Entries taken from a collection:
===
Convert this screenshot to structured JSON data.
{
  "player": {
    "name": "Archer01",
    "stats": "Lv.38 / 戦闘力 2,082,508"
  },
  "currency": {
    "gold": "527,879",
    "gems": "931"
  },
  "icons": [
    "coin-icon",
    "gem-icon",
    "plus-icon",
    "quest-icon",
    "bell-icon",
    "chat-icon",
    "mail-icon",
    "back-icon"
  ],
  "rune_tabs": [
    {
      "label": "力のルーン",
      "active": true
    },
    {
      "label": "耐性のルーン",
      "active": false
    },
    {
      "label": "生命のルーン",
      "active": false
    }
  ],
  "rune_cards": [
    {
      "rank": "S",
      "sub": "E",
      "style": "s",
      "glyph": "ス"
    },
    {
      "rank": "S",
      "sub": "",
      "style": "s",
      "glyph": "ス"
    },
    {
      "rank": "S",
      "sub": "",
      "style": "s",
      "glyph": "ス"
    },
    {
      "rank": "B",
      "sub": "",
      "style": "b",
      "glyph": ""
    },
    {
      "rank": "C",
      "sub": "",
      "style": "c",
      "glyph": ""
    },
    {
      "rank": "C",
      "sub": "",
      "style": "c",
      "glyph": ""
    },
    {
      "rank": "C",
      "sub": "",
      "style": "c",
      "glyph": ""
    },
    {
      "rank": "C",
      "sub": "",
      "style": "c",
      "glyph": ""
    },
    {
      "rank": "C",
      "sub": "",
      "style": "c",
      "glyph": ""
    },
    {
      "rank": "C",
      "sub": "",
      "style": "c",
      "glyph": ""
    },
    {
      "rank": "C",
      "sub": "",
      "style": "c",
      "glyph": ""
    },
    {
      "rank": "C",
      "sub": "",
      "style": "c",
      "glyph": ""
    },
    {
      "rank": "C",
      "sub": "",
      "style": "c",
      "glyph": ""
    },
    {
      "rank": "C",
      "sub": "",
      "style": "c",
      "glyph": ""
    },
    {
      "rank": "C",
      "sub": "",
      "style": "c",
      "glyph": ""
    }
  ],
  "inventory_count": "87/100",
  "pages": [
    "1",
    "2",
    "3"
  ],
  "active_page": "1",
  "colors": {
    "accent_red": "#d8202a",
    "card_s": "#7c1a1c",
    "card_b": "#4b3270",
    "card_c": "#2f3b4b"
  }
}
===
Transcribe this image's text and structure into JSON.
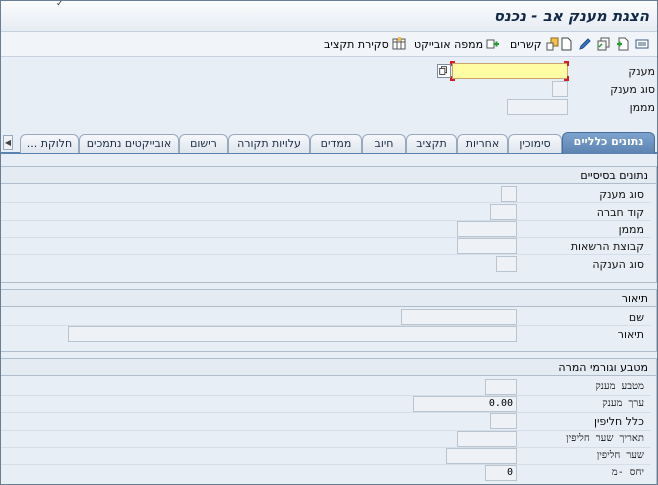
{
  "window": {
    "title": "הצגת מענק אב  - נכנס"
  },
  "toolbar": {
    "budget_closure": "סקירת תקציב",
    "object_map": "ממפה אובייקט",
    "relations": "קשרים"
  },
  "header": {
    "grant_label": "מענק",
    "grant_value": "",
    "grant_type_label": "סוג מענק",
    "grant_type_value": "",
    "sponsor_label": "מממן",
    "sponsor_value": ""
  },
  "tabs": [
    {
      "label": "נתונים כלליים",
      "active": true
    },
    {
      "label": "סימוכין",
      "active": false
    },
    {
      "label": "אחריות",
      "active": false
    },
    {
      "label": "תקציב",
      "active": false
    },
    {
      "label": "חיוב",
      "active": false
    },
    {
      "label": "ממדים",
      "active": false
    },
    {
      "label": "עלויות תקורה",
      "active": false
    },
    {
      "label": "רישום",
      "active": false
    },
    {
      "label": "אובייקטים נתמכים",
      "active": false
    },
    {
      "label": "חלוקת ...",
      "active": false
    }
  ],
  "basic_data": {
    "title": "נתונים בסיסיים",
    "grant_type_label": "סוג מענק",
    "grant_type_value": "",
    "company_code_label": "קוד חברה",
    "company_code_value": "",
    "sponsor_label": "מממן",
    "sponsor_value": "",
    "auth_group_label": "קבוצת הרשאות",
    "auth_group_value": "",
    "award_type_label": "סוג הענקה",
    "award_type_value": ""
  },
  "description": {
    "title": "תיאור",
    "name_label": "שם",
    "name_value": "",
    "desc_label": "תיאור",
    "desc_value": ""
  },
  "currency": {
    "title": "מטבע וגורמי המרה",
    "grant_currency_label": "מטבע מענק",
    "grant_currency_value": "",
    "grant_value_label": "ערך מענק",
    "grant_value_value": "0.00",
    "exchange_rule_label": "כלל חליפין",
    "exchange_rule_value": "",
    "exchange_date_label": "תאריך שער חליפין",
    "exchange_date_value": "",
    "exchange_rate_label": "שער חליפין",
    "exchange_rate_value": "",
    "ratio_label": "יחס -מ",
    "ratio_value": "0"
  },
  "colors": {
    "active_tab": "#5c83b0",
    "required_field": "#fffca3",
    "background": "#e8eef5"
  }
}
===
▶ [Problem to work on]:
List all lines where "מטבע" occurs.

▶ [Reply]:
    "title": "מטבע וגורמי המרה",
    "grant_currency_label": "מטבע מענק",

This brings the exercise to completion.